** What is required **
The entire listing is to be repeated verbatim.

** Task material **
-- start --
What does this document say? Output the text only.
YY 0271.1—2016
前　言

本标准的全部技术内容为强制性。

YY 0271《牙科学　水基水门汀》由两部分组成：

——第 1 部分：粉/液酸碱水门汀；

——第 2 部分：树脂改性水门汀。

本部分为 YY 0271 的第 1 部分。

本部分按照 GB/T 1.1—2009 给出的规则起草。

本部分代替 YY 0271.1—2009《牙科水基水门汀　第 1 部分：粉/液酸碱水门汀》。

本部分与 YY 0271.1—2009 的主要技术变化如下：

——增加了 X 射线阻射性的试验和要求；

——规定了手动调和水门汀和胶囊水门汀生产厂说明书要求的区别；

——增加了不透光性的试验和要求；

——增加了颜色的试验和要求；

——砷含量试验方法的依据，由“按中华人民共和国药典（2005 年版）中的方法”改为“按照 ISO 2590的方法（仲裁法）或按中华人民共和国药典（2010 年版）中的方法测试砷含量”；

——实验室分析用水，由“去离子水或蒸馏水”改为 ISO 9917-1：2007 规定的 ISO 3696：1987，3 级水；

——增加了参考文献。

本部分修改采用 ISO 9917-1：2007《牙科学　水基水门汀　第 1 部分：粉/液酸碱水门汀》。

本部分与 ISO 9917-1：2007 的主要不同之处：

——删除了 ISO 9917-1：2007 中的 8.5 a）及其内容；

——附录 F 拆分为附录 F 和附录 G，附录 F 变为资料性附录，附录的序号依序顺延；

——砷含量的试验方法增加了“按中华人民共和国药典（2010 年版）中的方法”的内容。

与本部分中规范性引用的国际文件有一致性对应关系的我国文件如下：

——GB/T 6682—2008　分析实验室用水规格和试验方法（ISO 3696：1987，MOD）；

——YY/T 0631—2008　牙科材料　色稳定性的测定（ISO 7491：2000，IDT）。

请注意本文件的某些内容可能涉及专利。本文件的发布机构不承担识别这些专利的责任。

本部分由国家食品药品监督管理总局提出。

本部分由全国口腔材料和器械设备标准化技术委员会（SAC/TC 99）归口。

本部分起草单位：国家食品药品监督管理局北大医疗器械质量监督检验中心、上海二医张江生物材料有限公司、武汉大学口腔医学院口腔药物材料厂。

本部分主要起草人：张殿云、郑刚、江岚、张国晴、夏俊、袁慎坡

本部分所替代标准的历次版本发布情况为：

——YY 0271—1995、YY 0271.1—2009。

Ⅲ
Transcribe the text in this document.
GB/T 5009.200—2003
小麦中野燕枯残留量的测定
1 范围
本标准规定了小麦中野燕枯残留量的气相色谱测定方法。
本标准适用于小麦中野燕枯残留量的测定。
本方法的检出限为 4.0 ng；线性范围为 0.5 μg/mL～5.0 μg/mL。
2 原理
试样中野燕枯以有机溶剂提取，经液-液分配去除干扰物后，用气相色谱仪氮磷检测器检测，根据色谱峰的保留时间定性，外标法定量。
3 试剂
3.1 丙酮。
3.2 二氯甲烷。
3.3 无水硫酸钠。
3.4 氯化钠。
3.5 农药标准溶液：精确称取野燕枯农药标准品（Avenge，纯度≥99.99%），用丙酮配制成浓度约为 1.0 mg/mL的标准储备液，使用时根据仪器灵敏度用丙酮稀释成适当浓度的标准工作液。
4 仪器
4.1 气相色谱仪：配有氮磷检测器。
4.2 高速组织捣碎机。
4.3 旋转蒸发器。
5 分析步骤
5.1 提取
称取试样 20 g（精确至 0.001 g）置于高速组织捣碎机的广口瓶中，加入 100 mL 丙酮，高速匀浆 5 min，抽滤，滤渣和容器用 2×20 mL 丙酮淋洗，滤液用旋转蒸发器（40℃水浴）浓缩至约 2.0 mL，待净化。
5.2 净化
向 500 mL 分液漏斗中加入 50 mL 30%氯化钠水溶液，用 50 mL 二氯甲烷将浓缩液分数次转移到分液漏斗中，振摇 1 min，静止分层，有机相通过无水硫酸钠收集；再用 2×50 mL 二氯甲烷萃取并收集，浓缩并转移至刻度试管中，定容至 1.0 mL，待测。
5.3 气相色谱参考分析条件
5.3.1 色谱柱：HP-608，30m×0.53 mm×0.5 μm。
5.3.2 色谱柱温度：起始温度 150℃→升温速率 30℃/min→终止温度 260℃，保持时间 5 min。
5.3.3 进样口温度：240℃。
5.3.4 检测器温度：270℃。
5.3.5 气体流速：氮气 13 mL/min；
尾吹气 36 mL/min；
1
-- end --
** Complete answer **
What does this document say? Output the text only.
YY 0271.1—2016
前　言

本标准的全部技术内容为强制性。

YY 0271《牙科学　水基水门汀》由两部分组成：

——第 1 部分：粉/液酸碱水门汀；

——第 2 部分：树脂改性水门汀。

本部分为 YY 0271 的第 1 部分。

本部分按照 GB/T 1.1—2009 给出的规则起草。

本部分代替 YY 0271.1—2009《牙科水基水门汀　第 1 部分：粉/液酸碱水门汀》。

本部分与 YY 0271.1—2009 的主要技术变化如下：

——增加了 X 射线阻射性的试验和要求；

——规定了手动调和水门汀和胶囊水门汀生产厂说明书要求的区别；

——增加了不透光性的试验和要求；

——增加了颜色的试验和要求；

——砷含量试验方法的依据，由“按中华人民共和国药典（2005 年版）中的方法”改为“按照 ISO 2590的方法（仲裁法）或按中华人民共和国药典（2010 年版）中的方法测试砷含量”；

——实验室分析用水，由“去离子水或蒸馏水”改为 ISO 9917-1：2007 规定的 ISO 3696：1987，3 级水；

——增加了参考文献。

本部分修改采用 ISO 9917-1：2007《牙科学　水基水门汀　第 1 部分：粉/液酸碱水门汀》。

本部分与 ISO 9917-1：2007 的主要不同之处：

——删除了 ISO 9917-1：2007 中的 8.5 a）及其内容；

——附录 F 拆分为附录 F 和附录 G，附录 F 变为资料性附录，附录的序号依序顺延；

——砷含量的试验方法增加了“按中华人民共和国药典（2010 年版）中的方法”的内容。

与本部分中规范性引用的国际文件有一致性对应关系的我国文件如下：

——GB/T 6682—2008　分析实验室用水规格和试验方法（ISO 3696：1987，MOD）；

——YY/T 0631—2008　牙科材料　色稳定性的测定（ISO 7491：2000，IDT）。

请注意本文件的某些内容可能涉及专利。本文件的发布机构不承担识别这些专利的责任。

本部分由国家食品药品监督管理总局提出。

本部分由全国口腔材料和器械设备标准化技术委员会（SAC/TC 99）归口。

本部分起草单位：国家食品药品监督管理局北大医疗器械质量监督检验中心、上海二医张江生物材料有限公司、武汉大学口腔医学院口腔药物材料厂。

本部分主要起草人：张殿云、郑刚、江岚、张国晴、夏俊、袁慎坡

本部分所替代标准的历次版本发布情况为：

——YY 0271—1995、YY 0271.1—2009。

Ⅲ
Transcribe the text in this document.
GB/T 5009.200—2003
小麦中野燕枯残留量的测定
1 范围
本标准规定了小麦中野燕枯残留量的气相色谱测定方法。
本标准适用于小麦中野燕枯残留量的测定。
本方法的检出限为 4.0 ng；线性范围为 0.5 μg/mL～5.0 μg/mL。
2 原理
试样中野燕枯以有机溶剂提取，经液-液分配去除干扰物后，用气相色谱仪氮磷检测器检测，根据色谱峰的保留时间定性，外标法定量。
3 试剂
3.1 丙酮。
3.2 二氯甲烷。
3.3 无水硫酸钠。
3.4 氯化钠。
3.5 农药标准溶液：精确称取野燕枯农药标准品（Avenge，纯度≥99.99%），用丙酮配制成浓度约为 1.0 mg/mL的标准储备液，使用时根据仪器灵敏度用丙酮稀释成适当浓度的标准工作液。
4 仪器
4.1 气相色谱仪：配有氮磷检测器。
4.2 高速组织捣碎机。
4.3 旋转蒸发器。
5 分析步骤
5.1 提取
称取试样 20 g（精确至 0.001 g）置于高速组织捣碎机的广口瓶中，加入 100 mL 丙酮，高速匀浆 5 min，抽滤，滤渣和容器用 2×20 mL 丙酮淋洗，滤液用旋转蒸发器（40℃水浴）浓缩至约 2.0 mL，待净化。
5.2 净化
向 500 mL 分液漏斗中加入 50 mL 30%氯化钠水溶液，用 50 mL 二氯甲烷将浓缩液分数次转移到分液漏斗中，振摇 1 min，静止分层，有机相通过无水硫酸钠收集；再用 2×50 mL 二氯甲烷萃取并收集，浓缩并转移至刻度试管中，定容至 1.0 mL，待测。
5.3 气相色谱参考分析条件
5.3.1 色谱柱：HP-608，30m×0.53 mm×0.5 μm。
5.3.2 色谱柱温度：起始温度 150℃→升温速率 30℃/min→终止温度 260℃，保持时间 5 min。
5.3.3 进样口温度：240℃。
5.3.4 检测器温度：270℃。
5.3.5 气体流速：氮气 13 mL/min；
尾吹气 36 mL/min；
1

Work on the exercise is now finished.